TASK DIRECTIONS
Using the data below, gather each line that includes the word "анестезиологов".

MATERIAL
# # # # #

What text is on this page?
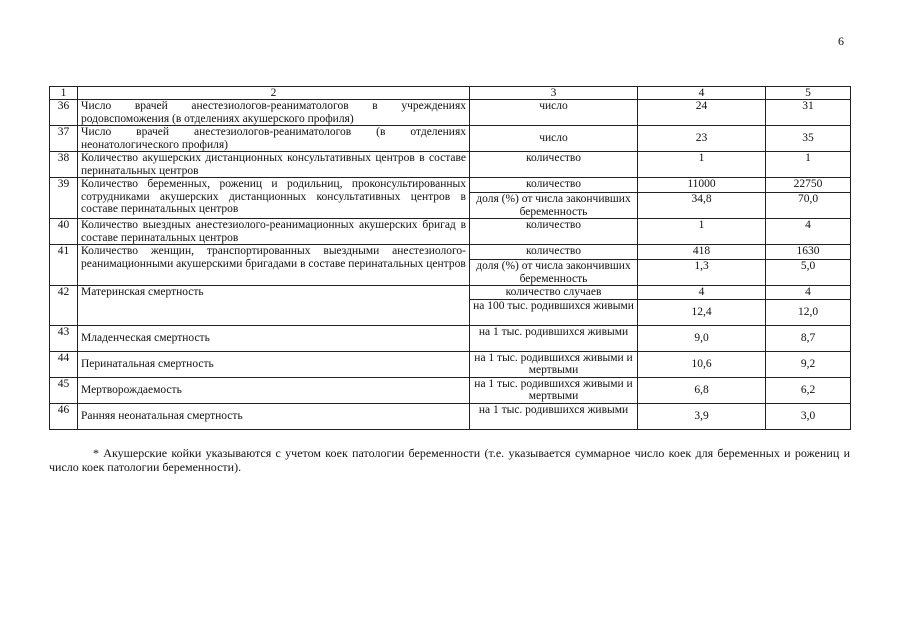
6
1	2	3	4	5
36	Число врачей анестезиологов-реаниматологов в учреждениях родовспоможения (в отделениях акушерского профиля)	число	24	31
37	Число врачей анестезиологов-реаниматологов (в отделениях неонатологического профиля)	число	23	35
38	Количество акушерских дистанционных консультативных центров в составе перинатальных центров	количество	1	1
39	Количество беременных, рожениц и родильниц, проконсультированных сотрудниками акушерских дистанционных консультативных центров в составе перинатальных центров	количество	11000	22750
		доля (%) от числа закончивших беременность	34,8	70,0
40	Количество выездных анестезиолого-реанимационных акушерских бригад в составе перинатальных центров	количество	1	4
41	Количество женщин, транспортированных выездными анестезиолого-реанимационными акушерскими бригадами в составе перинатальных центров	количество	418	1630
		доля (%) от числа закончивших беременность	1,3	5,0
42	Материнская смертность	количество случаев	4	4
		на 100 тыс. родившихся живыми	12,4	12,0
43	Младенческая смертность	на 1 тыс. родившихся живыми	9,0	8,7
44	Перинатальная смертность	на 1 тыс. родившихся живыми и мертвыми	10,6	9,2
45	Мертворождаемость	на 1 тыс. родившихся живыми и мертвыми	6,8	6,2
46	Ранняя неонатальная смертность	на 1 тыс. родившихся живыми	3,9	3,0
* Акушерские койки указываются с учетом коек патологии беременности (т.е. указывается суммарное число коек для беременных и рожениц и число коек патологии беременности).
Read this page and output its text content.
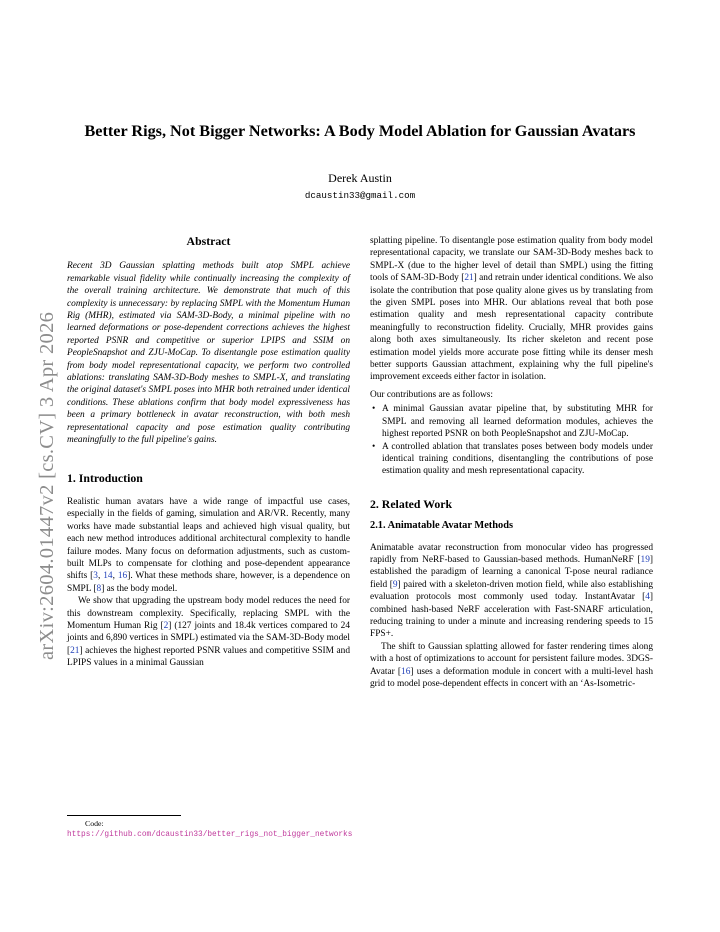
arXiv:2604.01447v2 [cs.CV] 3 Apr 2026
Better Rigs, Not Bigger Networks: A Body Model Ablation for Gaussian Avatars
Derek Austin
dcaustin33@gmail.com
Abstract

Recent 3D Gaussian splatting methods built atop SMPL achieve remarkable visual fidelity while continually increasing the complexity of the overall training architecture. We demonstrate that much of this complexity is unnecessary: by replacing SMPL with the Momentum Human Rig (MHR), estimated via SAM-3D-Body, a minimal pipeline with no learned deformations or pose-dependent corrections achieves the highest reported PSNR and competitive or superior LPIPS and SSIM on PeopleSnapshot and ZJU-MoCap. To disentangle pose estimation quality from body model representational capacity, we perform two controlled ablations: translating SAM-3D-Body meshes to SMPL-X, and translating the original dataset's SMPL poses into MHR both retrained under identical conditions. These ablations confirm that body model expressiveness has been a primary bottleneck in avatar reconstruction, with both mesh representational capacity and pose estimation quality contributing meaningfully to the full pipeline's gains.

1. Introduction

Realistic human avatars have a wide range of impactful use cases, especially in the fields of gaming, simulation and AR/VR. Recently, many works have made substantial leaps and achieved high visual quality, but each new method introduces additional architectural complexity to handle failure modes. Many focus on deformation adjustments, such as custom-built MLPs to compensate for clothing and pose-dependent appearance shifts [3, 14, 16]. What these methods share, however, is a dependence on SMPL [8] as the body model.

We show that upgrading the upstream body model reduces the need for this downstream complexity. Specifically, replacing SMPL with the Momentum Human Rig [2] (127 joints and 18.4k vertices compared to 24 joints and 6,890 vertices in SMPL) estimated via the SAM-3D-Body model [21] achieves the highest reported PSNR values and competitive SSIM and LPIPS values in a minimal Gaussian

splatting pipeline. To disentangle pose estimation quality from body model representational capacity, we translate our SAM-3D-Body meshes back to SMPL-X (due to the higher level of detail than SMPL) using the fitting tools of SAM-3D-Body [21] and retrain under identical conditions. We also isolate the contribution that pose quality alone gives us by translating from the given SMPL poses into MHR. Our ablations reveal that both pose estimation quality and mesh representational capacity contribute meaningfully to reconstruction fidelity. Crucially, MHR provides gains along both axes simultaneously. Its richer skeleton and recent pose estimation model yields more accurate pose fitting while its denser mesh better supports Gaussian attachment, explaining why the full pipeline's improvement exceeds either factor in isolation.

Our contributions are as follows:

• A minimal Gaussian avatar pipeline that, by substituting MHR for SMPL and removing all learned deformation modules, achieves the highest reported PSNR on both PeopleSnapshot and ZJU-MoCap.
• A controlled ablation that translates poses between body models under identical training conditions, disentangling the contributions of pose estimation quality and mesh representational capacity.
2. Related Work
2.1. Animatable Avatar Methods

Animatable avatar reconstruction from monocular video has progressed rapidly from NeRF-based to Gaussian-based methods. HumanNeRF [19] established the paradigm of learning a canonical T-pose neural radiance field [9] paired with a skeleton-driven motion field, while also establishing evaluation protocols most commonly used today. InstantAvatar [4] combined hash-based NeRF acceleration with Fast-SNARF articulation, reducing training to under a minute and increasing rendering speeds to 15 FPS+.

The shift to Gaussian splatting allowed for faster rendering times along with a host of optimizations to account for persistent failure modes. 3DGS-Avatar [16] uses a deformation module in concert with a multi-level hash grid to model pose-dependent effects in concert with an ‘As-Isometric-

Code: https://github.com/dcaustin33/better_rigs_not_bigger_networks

# # # # #

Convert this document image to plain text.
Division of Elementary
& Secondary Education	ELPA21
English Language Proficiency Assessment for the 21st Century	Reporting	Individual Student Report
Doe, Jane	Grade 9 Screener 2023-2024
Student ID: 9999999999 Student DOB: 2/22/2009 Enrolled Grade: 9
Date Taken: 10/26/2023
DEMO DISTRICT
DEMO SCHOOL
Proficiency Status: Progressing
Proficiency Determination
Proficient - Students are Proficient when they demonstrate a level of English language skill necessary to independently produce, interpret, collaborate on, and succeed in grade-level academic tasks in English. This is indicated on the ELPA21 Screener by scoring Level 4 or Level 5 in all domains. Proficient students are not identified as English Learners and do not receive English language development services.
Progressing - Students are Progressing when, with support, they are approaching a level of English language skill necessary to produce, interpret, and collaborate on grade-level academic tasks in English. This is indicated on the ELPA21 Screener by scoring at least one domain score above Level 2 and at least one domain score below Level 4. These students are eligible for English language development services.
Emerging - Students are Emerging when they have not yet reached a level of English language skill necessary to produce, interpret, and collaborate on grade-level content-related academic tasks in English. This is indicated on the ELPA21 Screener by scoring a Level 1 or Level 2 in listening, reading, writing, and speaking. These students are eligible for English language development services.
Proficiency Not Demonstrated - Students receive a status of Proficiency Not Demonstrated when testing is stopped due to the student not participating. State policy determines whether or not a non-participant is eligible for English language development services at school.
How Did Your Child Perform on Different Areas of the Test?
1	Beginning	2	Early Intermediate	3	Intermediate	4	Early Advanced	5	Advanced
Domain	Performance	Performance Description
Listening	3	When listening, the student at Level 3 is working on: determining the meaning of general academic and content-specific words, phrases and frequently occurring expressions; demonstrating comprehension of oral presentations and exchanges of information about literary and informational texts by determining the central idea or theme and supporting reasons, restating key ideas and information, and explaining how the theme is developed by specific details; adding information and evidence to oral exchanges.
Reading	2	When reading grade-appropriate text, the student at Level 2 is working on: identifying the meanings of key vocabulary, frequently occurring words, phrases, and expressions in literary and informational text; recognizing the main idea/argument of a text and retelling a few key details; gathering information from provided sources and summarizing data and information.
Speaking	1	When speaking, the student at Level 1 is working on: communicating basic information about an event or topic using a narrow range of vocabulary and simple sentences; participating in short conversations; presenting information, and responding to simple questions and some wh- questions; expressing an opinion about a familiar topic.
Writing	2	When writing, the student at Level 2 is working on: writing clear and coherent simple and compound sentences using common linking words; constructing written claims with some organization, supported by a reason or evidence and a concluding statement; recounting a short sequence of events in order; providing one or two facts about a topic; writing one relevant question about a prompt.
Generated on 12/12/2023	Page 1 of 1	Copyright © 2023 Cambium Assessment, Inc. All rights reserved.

# # # # #

RESPONSE
36	Число врачей анестезиологов-реаниматологов в учреждениях родовспоможения (в отделениях акушерского профиля)	число	24	31
37	Число врачей анестезиологов-реаниматологов (в отделениях неонатологического профиля)	число	23	35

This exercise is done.